What is expected: Please output the records below in full, exactly as given, but without the images.

Supplied data:

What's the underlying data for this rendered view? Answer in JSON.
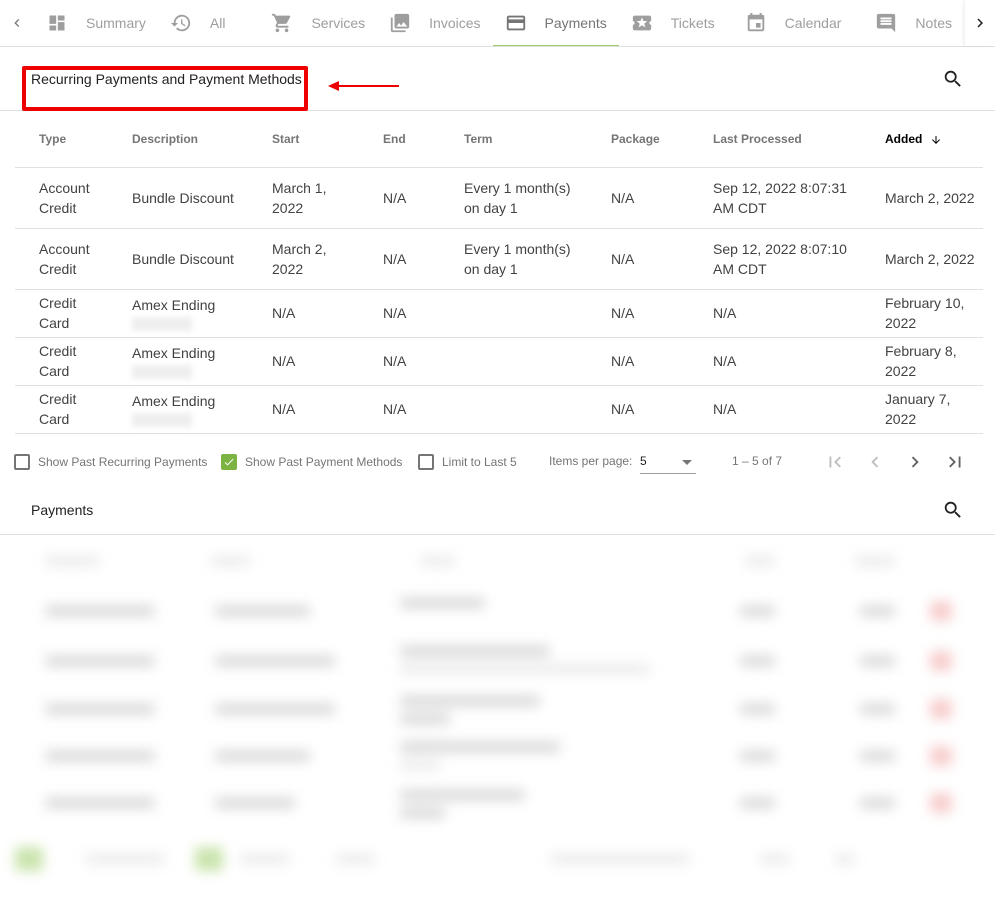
{
  "tabs": {
    "prev_label": "previous-tabs",
    "next_label": "next-tabs",
    "items": [
      {
        "label": "Summary",
        "icon": "dashboard-icon",
        "active": false
      },
      {
        "label": "All",
        "icon": "history-icon",
        "active": false
      },
      {
        "label": "Services",
        "icon": "cart-icon",
        "active": false
      },
      {
        "label": "Invoices",
        "icon": "photo-library-icon",
        "active": false
      },
      {
        "label": "Payments",
        "icon": "credit-card-icon",
        "active": true
      },
      {
        "label": "Tickets",
        "icon": "ticket-star-icon",
        "active": false
      },
      {
        "label": "Calendar",
        "icon": "calendar-icon",
        "active": false
      },
      {
        "label": "Notes",
        "icon": "comment-icon",
        "active": false
      }
    ]
  },
  "recurring": {
    "title": "Recurring Payments and Payment Methods",
    "columns": [
      "Type",
      "Description",
      "Start",
      "End",
      "Term",
      "Package",
      "Last Processed",
      "Added"
    ],
    "sorted_column": "Added",
    "sort_direction": "descending",
    "rows": [
      {
        "type": "Account Credit",
        "description": "Bundle Discount",
        "start": "March 1, 2022",
        "end": "N/A",
        "term": "Every 1 month(s) on day 1",
        "package": "N/A",
        "last_processed": "Sep 12, 2022 8:07:31 AM CDT",
        "added": "March 2, 2022"
      },
      {
        "type": "Account Credit",
        "description": "Bundle Discount",
        "start": "March 2, 2022",
        "end": "N/A",
        "term": "Every 1 month(s) on day 1",
        "package": "N/A",
        "last_processed": "Sep 12, 2022 8:07:10 AM CDT",
        "added": "March 2, 2022"
      },
      {
        "type": "Credit Card",
        "description": "Amex Ending",
        "start": "N/A",
        "end": "N/A",
        "term": "",
        "package": "N/A",
        "last_processed": "N/A",
        "added": "February 10, 2022"
      },
      {
        "type": "Credit Card",
        "description": "Amex Ending",
        "start": "N/A",
        "end": "N/A",
        "term": "",
        "package": "N/A",
        "last_processed": "N/A",
        "added": "February 8, 2022"
      },
      {
        "type": "Credit Card",
        "description": "Amex Ending",
        "start": "N/A",
        "end": "N/A",
        "term": "",
        "package": "N/A",
        "last_processed": "N/A",
        "added": "January 7, 2022"
      }
    ],
    "filters": [
      {
        "label": "Show Past Recurring Payments",
        "checked": false
      },
      {
        "label": "Show Past Payment Methods",
        "checked": true
      },
      {
        "label": "Limit to Last 5",
        "checked": false
      }
    ],
    "paginator": {
      "items_per_page_label": "Items per page:",
      "items_per_page": "5",
      "range_label": "1 – 5 of 7"
    }
  },
  "payments": {
    "title": "Payments"
  },
  "colors": {
    "accent_green": "#9ccc65",
    "checkbox_green": "#7cb342",
    "annotation_red": "#ee0000"
  }
}
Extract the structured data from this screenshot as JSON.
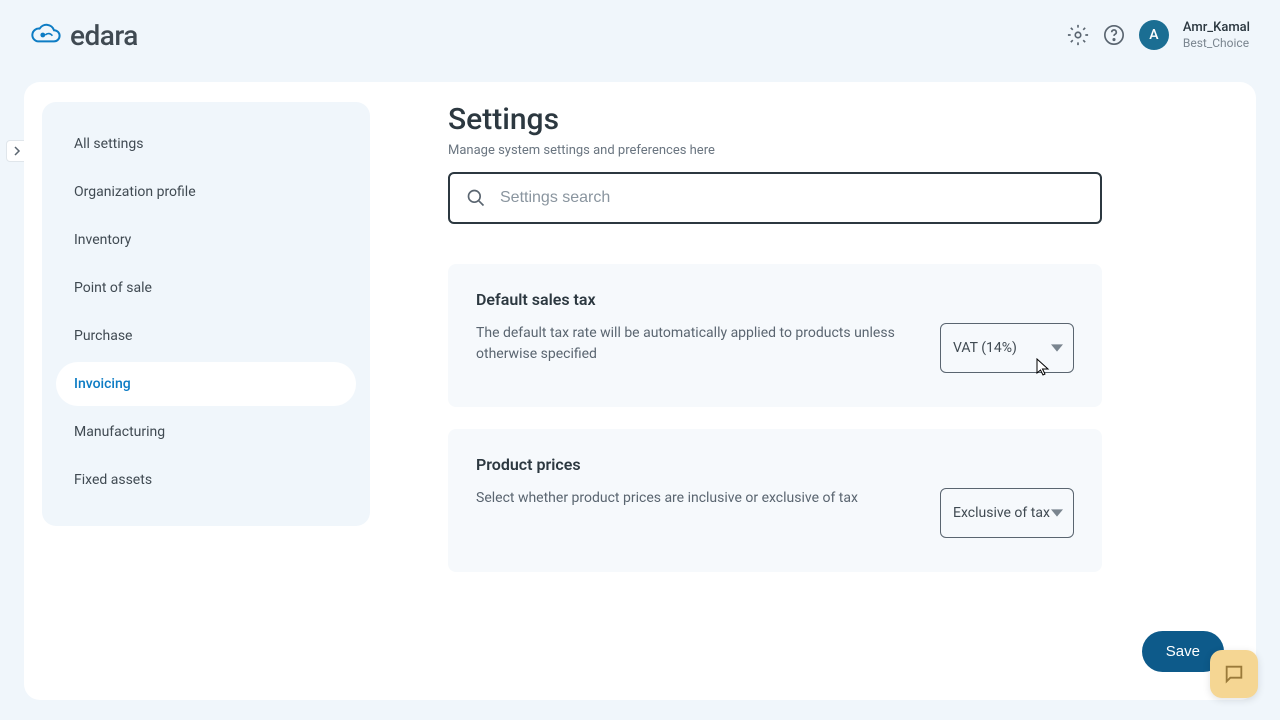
{
  "brand": "edara",
  "user": {
    "initial": "A",
    "name": "Amr_Kamal",
    "org": "Best_Choice"
  },
  "sidebar": {
    "items": [
      {
        "label": "All settings"
      },
      {
        "label": "Organization profile"
      },
      {
        "label": "Inventory"
      },
      {
        "label": "Point of sale"
      },
      {
        "label": "Purchase"
      },
      {
        "label": "Invoicing"
      },
      {
        "label": "Manufacturing"
      },
      {
        "label": "Fixed assets"
      }
    ],
    "active_index": 5
  },
  "page": {
    "title": "Settings",
    "subtitle": "Manage system settings and preferences here",
    "search_placeholder": "Settings search"
  },
  "cards": [
    {
      "title": "Default sales tax",
      "desc": "The default tax rate will be automatically applied to products unless otherwise specified",
      "value": "VAT (14%)"
    },
    {
      "title": "Product prices",
      "desc": "Select whether product prices are inclusive or exclusive of tax",
      "value": "Exclusive of tax"
    }
  ],
  "save_label": "Save"
}
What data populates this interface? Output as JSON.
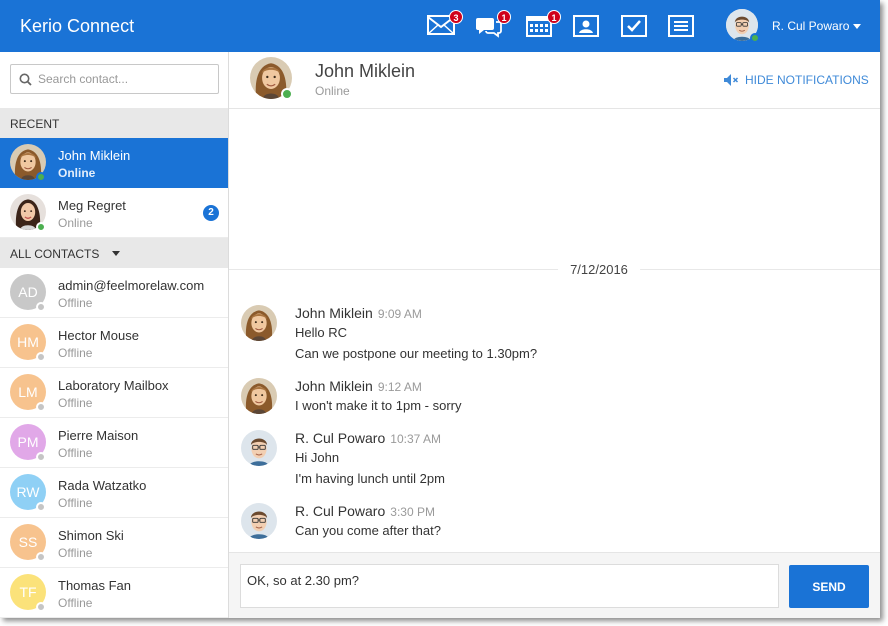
{
  "app": {
    "brand": "Kerio Connect"
  },
  "topbar": {
    "nav": [
      {
        "name": "mail",
        "icon": "envelope-icon",
        "badge": "3"
      },
      {
        "name": "chat",
        "icon": "chat-bubbles-icon",
        "badge": "1"
      },
      {
        "name": "calendar",
        "icon": "calendar-icon",
        "badge": "1"
      },
      {
        "name": "contacts",
        "icon": "contacts-card-icon",
        "badge": ""
      },
      {
        "name": "tasks",
        "icon": "checkbox-icon",
        "badge": ""
      },
      {
        "name": "notes",
        "icon": "notes-icon",
        "badge": ""
      }
    ],
    "user": {
      "name": "R. Cul Powaro",
      "status": "online"
    }
  },
  "sidebar": {
    "search_placeholder": "Search contact...",
    "recent_label": "RECENT",
    "all_label": "ALL CONTACTS",
    "recent": [
      {
        "name": "John Miklein",
        "status": "Online",
        "active": true,
        "unread": ""
      },
      {
        "name": "Meg Regret",
        "status": "Online",
        "active": false,
        "unread": "2"
      }
    ],
    "contacts": [
      {
        "initials": "AD",
        "name": "admin@feelmorelaw.com",
        "status": "Offline",
        "color": "#c8c8c8"
      },
      {
        "initials": "HM",
        "name": "Hector Mouse",
        "status": "Offline",
        "color": "#f7c38e"
      },
      {
        "initials": "LM",
        "name": "Laboratory Mailbox",
        "status": "Offline",
        "color": "#f7c38e"
      },
      {
        "initials": "PM",
        "name": "Pierre Maison",
        "status": "Offline",
        "color": "#e1a8e8"
      },
      {
        "initials": "RW",
        "name": "Rada Watzatko",
        "status": "Offline",
        "color": "#8fd0f5"
      },
      {
        "initials": "SS",
        "name": "Shimon Ski",
        "status": "Offline",
        "color": "#f7c38e"
      },
      {
        "initials": "TF",
        "name": "Thomas Fan",
        "status": "Offline",
        "color": "#fbe27a"
      }
    ]
  },
  "chat": {
    "contact_name": "John Miklein",
    "contact_status": "Online",
    "hide_notifications": "HIDE NOTIFICATIONS",
    "date": "7/12/2016",
    "messages": [
      {
        "sender": "John Miklein",
        "time": "9:09 AM",
        "lines": [
          "Hello RC",
          "Can we postpone our meeting to 1.30pm?"
        ]
      },
      {
        "sender": "John Miklein",
        "time": "9:12 AM",
        "lines": [
          "I won't make it to 1pm - sorry"
        ]
      },
      {
        "sender": "R. Cul Powaro",
        "time": "10:37 AM",
        "lines": [
          "Hi John",
          "I'm having lunch until 2pm"
        ]
      },
      {
        "sender": "R. Cul Powaro",
        "time": "3:30 PM",
        "lines": [
          "Can you come after that?"
        ]
      }
    ],
    "compose_value": "OK, so at 2.30 pm?",
    "send_label": "SEND"
  },
  "colors": {
    "accent": "#1a73d6",
    "online": "#4caf50",
    "badge": "#d0021b"
  }
}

Response to the exercise:
What's the underlying data for this rendered view? Answer in JSON.
{
  "tabs": {
    "prev_label": "previous-tabs",
    "next_label": "next-tabs",
    "items": [
      {
        "label": "Summary",
        "icon": "dashboard-icon",
        "active": false
      },
      {
        "label": "All",
        "icon": "history-icon",
        "active": false
      },
      {
        "label": "Services",
        "icon": "cart-icon",
        "active": false
      },
      {
        "label": "Invoices",
        "icon": "photo-library-icon",
        "active": false
      },
      {
        "label": "Payments",
        "icon": "credit-card-icon",
        "active": true
      },
      {
        "label": "Tickets",
        "icon": "ticket-star-icon",
        "active": false
      },
      {
        "label": "Calendar",
        "icon": "calendar-icon",
        "active": false
      },
      {
        "label": "Notes",
        "icon": "comment-icon",
        "active": false
      }
    ]
  },
  "recurring": {
    "title": "Recurring Payments and Payment Methods",
    "columns": [
      "Type",
      "Description",
      "Start",
      "End",
      "Term",
      "Package",
      "Last Processed",
      "Added"
    ],
    "sorted_column": "Added",
    "sort_direction": "descending",
    "rows": [
      {
        "type": "Account Credit",
        "description": "Bundle Discount",
        "start": "March 1, 2022",
        "end": "N/A",
        "term": "Every 1 month(s) on day 1",
        "package": "N/A",
        "last_processed": "Sep 12, 2022 8:07:31 AM CDT",
        "added": "March 2, 2022"
      },
      {
        "type": "Account Credit",
        "description": "Bundle Discount",
        "start": "March 2, 2022",
        "end": "N/A",
        "term": "Every 1 month(s) on day 1",
        "package": "N/A",
        "last_processed": "Sep 12, 2022 8:07:10 AM CDT",
        "added": "March 2, 2022"
      },
      {
        "type": "Credit Card",
        "description": "Amex Ending",
        "start": "N/A",
        "end": "N/A",
        "term": "",
        "package": "N/A",
        "last_processed": "N/A",
        "added": "February 10, 2022"
      },
      {
        "type": "Credit Card",
        "description": "Amex Ending",
        "start": "N/A",
        "end": "N/A",
        "term": "",
        "package": "N/A",
        "last_processed": "N/A",
        "added": "February 8, 2022"
      },
      {
        "type": "Credit Card",
        "description": "Amex Ending",
        "start": "N/A",
        "end": "N/A",
        "term": "",
        "package": "N/A",
        "last_processed": "N/A",
        "added": "January 7, 2022"
      }
    ],
    "filters": [
      {
        "label": "Show Past Recurring Payments",
        "checked": false
      },
      {
        "label": "Show Past Payment Methods",
        "checked": true
      },
      {
        "label": "Limit to Last 5",
        "checked": false
      }
    ],
    "paginator": {
      "items_per_page_label": "Items per page:",
      "items_per_page": "5",
      "range_label": "1 – 5 of 7"
    }
  },
  "payments": {
    "title": "Payments"
  },
  "colors": {
    "accent_green": "#9ccc65",
    "checkbox_green": "#7cb342",
    "annotation_red": "#ee0000"
  }
}
Extract the structured data from this screenshot as JSON.
{
  "brand": "edara",
  "user": {
    "initial": "A",
    "name": "Amr_Kamal",
    "org": "Best_Choice"
  },
  "sidebar": {
    "items": [
      {
        "label": "All settings"
      },
      {
        "label": "Organization profile"
      },
      {
        "label": "Inventory"
      },
      {
        "label": "Point of sale"
      },
      {
        "label": "Purchase"
      },
      {
        "label": "Invoicing"
      },
      {
        "label": "Manufacturing"
      },
      {
        "label": "Fixed assets"
      }
    ],
    "active_index": 5
  },
  "page": {
    "title": "Settings",
    "subtitle": "Manage system settings and preferences here",
    "search_placeholder": "Settings search"
  },
  "cards": [
    {
      "title": "Default sales tax",
      "desc": "The default tax rate will be automatically applied to products unless otherwise specified",
      "value": "VAT (14%)"
    },
    {
      "title": "Product prices",
      "desc": "Select whether product prices are inclusive or exclusive of tax",
      "value": "Exclusive of tax"
    }
  ],
  "save_label": "Save"
}
What data populates this interface? Output as JSON.
{
  "app": {
    "brand": "Kerio Connect"
  },
  "topbar": {
    "nav": [
      {
        "name": "mail",
        "icon": "envelope-icon",
        "badge": "3"
      },
      {
        "name": "chat",
        "icon": "chat-bubbles-icon",
        "badge": "1"
      },
      {
        "name": "calendar",
        "icon": "calendar-icon",
        "badge": "1"
      },
      {
        "name": "contacts",
        "icon": "contacts-card-icon",
        "badge": ""
      },
      {
        "name": "tasks",
        "icon": "checkbox-icon",
        "badge": ""
      },
      {
        "name": "notes",
        "icon": "notes-icon",
        "badge": ""
      }
    ],
    "user": {
      "name": "R. Cul Powaro",
      "status": "online"
    }
  },
  "sidebar": {
    "search_placeholder": "Search contact...",
    "recent_label": "RECENT",
    "all_label": "ALL CONTACTS",
    "recent": [
      {
        "name": "John Miklein",
        "status": "Online",
        "active": true,
        "unread": ""
      },
      {
        "name": "Meg Regret",
        "status": "Online",
        "active": false,
        "unread": "2"
      }
    ],
    "contacts": [
      {
        "initials": "AD",
        "name": "admin@feelmorelaw.com",
        "status": "Offline",
        "color": "#c8c8c8"
      },
      {
        "initials": "HM",
        "name": "Hector Mouse",
        "status": "Offline",
        "color": "#f7c38e"
      },
      {
        "initials": "LM",
        "name": "Laboratory Mailbox",
        "status": "Offline",
        "color": "#f7c38e"
      },
      {
        "initials": "PM",
        "name": "Pierre Maison",
        "status": "Offline",
        "color": "#e1a8e8"
      },
      {
        "initials": "RW",
        "name": "Rada Watzatko",
        "status": "Offline",
        "color": "#8fd0f5"
      },
      {
        "initials": "SS",
        "name": "Shimon Ski",
        "status": "Offline",
        "color": "#f7c38e"
      },
      {
        "initials": "TF",
        "name": "Thomas Fan",
        "status": "Offline",
        "color": "#fbe27a"
      }
    ]
  },
  "chat": {
    "contact_name": "John Miklein",
    "contact_status": "Online",
    "hide_notifications": "HIDE NOTIFICATIONS",
    "date": "7/12/2016",
    "messages": [
      {
        "sender": "John Miklein",
        "time": "9:09 AM",
        "lines": [
          "Hello RC",
          "Can we postpone our meeting to 1.30pm?"
        ]
      },
      {
        "sender": "John Miklein",
        "time": "9:12 AM",
        "lines": [
          "I won't make it to 1pm - sorry"
        ]
      },
      {
        "sender": "R. Cul Powaro",
        "time": "10:37 AM",
        "lines": [
          "Hi John",
          "I'm having lunch until 2pm"
        ]
      },
      {
        "sender": "R. Cul Powaro",
        "time": "3:30 PM",
        "lines": [
          "Can you come after that?"
        ]
      }
    ],
    "compose_value": "OK, so at 2.30 pm?",
    "send_label": "SEND"
  },
  "colors": {
    "accent": "#1a73d6",
    "online": "#4caf50",
    "badge": "#d0021b"
  }
}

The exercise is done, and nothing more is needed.